[What to do]
[1] In the excerpt on the school busing court ruling, why did the district begin refusing transportation to multiple locations for the 2012-13 school year?
[2] Print the part of the school busing ruling excerpt starting with "Simpson was joined" and going on through "in middle school.".
[3] Proceed with the school busing ruling excerpt from the point where it stops.

A three-judge panel in Watts v. Manheim Township School District upheld a Lancaster County Court of Common Pleas judge’s ruling issuing a permanent injunction against Manheim Township School District and directing it to resume bus transportation for a student to and from both his mother’s and father’s homes.

While the school district had argued that it had no obligation to provide bus transportation to two residences within the same district, the court, led by Judge Robert Simpson, disagreed.

According to Simpson, “A school district cannot fulfill its transportation obligation by merely designating one parent’s residence as the sole bus stop without any consideration of the child’s other residence. To conclude otherwise would deprive the child of free transportation during alternate periods of custody.

Simpson was joined by Judge Anne E. Covey and Senior Judge James Gardner Colins.

In Watts, according to Simpson, plaintiff Timothy L. Watts and his ex-wife live in separate residences within Manheim Township School District and share equal custody of their son, C.W., who is in middle school.

Under their custody agreement, C.W. spends alternating weeks with each parent, Simpson said.

For the 2012-13 school year, the school district began refusing, as a cost-cutting measure, to continue providing students with transportation to and from multiple locations, according to Simpson.

While the district continued providing transportation for C.W. to and from his mother’s home, it stopped providing transportation to and from Watts’ residence, Simpson said.

[Collected material]

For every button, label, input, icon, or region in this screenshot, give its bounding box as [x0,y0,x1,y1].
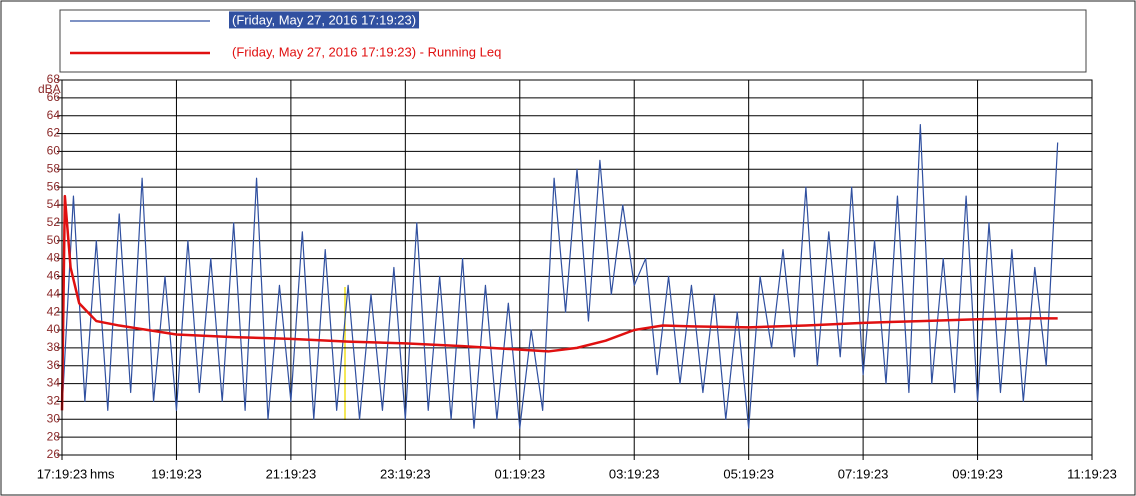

[Responses by task]
[1] It did so as a cost-cutting measure.

[2]
Simpson was joined by Judge Anne E. Covey and Senior Judge James Gardner Colins.

In Watts, according to Simpson, plaintiff Timothy L. Watts and his ex-wife live in separate residences within Manheim Township School District and share equal custody of their son, C.W., who is in middle school.

[3]
Because Watts’ job prevented him from driving his son to school and his ex-wife’s home is about two miles away from his residence, Watts was forced to hire someone to take C.W. to school during the weeks he had custody, according to Simpson.

Simpson said that while the school district has a bus route that serves Watts’ neighborhood and could pick up C.W. without adding an extra stop, Watts attempted to no avail to convince school district administration to resume bus service to a stop near his home.

Watts sued the school district, seeking a permanent injunction, according to Simpson.
Following a hearing, the trial judge granted Watts’ request for a preliminary injunction—which it later amended by granting a permanent injunction—and ordered the school district to resume bussing services to and from both of C.W.’s parents’ homes.

The trial judge relied on the Commonwealth Court’s 2012 ruling in Wyland v. West Shore School District, which held that a student whose parents share equal custody can be considered a resident pupil of more than one school district, Simpson said.

Therefore, the trial judge found, C.W. should be allowed to maintain two residences within the same school district, according to Simpson.

But the school district appealed the decision, arguing that by bussing C.W. to and from a stop near his mother’s home, it was fulfilling its statutory duty under Section 1362 to provide transportation to a resident pupil, Simpson said.

The school district further argued on appeal that it was within its discretion to decide not to provide bussing services to multiple residences for a single student, Simpson said.

Simpson, however, disagreed with both points, saying that, under Section 1361 of the School Code, school districts are required to provide transportation to resident pupils, while Section 1362 prohibits school districts from forcing students to travel more than a mile-and-a-half from their homes to the bus stop.

“Although the school district is not required to provide door-to-door transportation service, it must provide a bus stop within one-and-one-half miles from the pupil’s residence,” Simpson said. “Watts’ ex-wife’s residence is located approximately two miles from Watts’ home. Consequently, this location fails to satisfy the mandate of Section 1362, because the school district cannot require C.W. to travel more than one-and-one-half miles from his father’s residence to access the bus.”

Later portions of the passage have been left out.